(SHORT TASK): Determine the number of lines that contain the word "Санкт", then state that number and nothing more.

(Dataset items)
* * * * * * * * *
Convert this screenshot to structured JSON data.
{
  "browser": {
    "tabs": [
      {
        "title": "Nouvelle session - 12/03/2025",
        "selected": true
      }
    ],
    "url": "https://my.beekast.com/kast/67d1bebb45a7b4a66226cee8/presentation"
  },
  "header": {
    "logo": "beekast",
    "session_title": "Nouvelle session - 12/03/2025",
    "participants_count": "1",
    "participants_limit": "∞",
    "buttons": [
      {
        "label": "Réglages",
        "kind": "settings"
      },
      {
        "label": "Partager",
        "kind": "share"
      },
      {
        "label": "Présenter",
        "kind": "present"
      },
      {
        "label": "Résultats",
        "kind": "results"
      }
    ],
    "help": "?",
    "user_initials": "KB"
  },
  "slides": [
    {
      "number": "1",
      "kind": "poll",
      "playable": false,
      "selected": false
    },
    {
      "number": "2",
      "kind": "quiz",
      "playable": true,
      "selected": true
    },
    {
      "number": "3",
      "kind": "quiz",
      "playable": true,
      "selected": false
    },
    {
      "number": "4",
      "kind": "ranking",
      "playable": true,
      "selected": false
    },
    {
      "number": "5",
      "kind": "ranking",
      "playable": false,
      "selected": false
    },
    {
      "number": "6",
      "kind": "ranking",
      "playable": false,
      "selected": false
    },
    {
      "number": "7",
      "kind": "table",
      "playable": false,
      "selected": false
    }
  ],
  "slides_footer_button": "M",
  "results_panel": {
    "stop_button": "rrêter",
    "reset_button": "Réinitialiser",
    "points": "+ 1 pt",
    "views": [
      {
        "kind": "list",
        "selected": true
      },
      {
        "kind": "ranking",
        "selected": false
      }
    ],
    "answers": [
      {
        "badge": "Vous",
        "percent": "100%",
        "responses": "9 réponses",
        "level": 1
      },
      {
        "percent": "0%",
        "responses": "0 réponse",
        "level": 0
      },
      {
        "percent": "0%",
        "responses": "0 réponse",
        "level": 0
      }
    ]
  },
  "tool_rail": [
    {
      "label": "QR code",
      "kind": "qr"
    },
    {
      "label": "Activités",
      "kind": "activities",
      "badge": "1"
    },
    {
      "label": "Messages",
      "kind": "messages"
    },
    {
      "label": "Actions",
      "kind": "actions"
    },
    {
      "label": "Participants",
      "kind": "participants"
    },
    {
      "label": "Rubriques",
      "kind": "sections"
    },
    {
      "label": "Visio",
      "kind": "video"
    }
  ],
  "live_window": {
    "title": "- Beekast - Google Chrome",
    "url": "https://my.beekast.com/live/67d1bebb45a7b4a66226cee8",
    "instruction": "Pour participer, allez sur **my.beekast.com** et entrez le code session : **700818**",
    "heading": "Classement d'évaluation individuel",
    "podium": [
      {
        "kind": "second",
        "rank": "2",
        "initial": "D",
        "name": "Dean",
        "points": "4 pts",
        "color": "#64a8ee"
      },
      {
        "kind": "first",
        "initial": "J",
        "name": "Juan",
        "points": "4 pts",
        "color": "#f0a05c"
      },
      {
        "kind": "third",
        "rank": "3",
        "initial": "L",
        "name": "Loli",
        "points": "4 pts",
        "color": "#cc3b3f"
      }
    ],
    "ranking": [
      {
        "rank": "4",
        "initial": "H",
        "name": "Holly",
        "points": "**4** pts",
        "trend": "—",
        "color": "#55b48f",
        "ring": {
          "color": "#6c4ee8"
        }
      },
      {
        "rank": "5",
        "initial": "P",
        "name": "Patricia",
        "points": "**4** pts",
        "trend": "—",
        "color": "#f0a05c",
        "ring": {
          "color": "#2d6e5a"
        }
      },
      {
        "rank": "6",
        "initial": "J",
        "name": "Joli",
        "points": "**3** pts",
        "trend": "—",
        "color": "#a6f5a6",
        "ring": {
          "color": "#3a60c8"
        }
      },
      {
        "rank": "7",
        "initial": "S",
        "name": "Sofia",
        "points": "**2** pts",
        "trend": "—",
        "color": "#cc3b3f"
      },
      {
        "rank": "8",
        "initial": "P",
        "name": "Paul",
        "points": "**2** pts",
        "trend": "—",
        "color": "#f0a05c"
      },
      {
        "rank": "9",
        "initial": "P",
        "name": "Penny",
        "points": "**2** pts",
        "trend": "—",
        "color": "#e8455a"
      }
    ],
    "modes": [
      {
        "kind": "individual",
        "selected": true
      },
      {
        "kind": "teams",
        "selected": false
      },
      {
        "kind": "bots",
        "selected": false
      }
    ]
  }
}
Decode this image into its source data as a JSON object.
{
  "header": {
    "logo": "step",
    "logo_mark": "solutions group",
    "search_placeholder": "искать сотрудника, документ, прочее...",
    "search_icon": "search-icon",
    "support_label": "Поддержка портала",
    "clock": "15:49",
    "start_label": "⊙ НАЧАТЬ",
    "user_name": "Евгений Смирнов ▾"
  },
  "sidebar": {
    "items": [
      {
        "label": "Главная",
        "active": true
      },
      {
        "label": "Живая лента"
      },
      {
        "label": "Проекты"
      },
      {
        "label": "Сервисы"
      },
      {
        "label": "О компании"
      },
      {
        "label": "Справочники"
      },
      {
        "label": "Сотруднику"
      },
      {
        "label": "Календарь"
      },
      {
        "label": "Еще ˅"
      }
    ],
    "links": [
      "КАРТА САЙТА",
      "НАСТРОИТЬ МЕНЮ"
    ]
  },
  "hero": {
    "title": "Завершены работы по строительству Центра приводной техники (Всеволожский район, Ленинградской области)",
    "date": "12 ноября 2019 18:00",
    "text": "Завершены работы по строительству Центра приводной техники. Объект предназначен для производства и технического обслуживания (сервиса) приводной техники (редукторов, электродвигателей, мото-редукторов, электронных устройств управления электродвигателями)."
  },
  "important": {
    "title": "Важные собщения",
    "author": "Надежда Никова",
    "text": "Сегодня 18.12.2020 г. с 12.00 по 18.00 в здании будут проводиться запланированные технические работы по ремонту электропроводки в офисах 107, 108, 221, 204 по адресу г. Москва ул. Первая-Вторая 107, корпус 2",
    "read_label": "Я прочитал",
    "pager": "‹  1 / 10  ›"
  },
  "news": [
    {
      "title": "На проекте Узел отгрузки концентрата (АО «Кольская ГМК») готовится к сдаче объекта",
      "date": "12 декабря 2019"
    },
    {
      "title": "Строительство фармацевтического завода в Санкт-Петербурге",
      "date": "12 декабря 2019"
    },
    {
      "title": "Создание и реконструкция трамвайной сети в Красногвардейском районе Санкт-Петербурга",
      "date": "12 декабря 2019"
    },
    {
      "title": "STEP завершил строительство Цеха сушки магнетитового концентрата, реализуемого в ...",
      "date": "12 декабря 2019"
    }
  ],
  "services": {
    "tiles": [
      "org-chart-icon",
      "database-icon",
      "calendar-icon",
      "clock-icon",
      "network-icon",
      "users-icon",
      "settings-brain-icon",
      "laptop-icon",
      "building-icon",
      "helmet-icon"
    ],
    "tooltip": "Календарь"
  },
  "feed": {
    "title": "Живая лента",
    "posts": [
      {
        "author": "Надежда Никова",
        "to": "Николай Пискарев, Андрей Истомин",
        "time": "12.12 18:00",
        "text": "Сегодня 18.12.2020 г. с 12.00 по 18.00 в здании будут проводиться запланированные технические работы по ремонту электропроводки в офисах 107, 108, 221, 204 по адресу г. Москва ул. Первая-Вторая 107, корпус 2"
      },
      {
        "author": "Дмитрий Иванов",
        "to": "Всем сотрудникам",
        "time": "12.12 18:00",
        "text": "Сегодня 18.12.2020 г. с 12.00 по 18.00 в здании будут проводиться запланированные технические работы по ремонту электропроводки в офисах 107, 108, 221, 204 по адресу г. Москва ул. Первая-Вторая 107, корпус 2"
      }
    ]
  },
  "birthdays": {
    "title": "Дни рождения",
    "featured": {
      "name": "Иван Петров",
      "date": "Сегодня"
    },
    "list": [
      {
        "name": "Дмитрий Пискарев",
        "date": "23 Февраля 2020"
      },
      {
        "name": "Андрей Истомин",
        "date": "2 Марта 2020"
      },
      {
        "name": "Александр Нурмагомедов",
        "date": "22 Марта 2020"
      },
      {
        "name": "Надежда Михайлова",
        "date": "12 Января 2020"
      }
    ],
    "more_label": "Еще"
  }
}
* * * * * * * * *
(REPLY): 2